Given entries>
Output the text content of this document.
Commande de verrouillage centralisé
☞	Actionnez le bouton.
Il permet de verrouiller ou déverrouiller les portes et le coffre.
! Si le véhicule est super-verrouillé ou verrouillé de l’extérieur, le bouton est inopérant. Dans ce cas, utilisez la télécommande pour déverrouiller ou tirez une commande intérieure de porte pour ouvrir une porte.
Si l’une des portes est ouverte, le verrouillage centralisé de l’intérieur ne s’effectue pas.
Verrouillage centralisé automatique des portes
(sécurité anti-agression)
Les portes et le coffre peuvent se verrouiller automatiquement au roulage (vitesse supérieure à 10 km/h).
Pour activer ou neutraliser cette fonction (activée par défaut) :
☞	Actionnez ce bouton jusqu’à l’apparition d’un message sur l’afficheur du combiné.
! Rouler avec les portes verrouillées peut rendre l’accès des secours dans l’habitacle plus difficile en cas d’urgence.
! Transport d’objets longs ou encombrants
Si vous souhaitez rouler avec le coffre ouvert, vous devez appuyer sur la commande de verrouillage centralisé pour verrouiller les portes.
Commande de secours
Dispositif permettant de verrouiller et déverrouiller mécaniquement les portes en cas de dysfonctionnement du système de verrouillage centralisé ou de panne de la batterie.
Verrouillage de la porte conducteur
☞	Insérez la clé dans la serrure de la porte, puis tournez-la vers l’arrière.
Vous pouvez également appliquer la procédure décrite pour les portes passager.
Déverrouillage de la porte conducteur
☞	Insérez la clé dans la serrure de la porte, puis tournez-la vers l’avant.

* * *

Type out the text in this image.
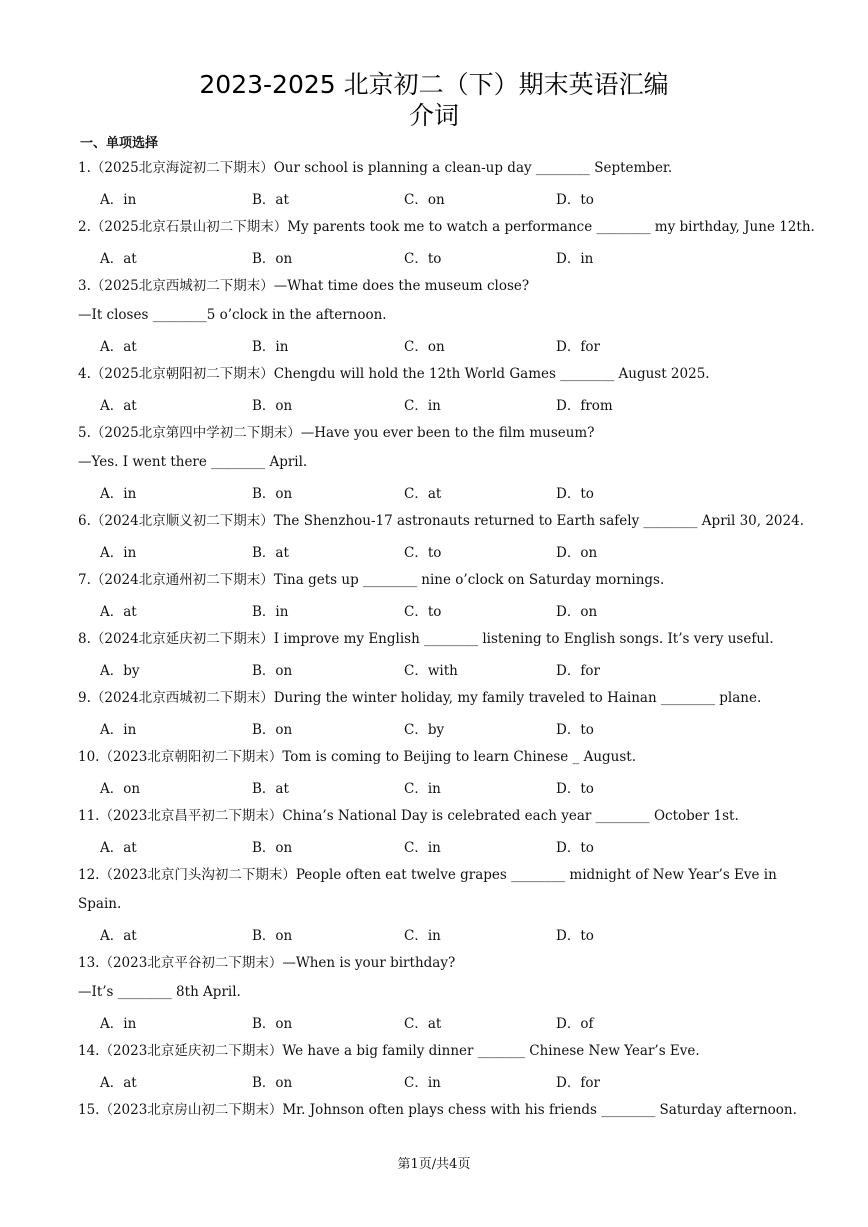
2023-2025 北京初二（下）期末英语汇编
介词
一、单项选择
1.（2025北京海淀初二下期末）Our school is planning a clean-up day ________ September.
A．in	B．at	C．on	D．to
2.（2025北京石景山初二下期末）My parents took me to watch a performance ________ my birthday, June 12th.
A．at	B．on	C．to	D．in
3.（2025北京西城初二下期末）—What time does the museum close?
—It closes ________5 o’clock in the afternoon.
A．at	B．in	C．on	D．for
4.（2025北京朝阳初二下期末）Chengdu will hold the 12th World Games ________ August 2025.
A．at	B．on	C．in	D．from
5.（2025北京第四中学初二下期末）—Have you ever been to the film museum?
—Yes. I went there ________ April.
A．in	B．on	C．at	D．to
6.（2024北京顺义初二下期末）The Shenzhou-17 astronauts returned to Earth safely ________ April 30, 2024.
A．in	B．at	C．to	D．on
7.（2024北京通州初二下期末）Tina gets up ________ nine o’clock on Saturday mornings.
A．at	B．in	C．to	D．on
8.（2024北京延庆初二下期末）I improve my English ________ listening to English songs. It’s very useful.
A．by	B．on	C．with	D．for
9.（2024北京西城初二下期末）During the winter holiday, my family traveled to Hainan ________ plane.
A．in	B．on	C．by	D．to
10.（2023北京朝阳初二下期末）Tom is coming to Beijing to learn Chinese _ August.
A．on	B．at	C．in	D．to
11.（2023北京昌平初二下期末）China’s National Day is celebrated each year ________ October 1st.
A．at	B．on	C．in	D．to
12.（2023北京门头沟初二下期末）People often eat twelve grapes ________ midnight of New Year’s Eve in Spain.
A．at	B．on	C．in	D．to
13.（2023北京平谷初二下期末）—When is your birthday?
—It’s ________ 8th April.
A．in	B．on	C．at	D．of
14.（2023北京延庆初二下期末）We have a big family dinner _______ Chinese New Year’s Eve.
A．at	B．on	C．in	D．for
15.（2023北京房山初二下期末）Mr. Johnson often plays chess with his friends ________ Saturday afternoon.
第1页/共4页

The exercise> Pull out every line above that holds the word "Actionnez".

Answer below>
☞	Actionnez le bouton.
☞	Actionnez ce bouton jusqu’à l’apparition d’un message sur l’afficheur du combiné.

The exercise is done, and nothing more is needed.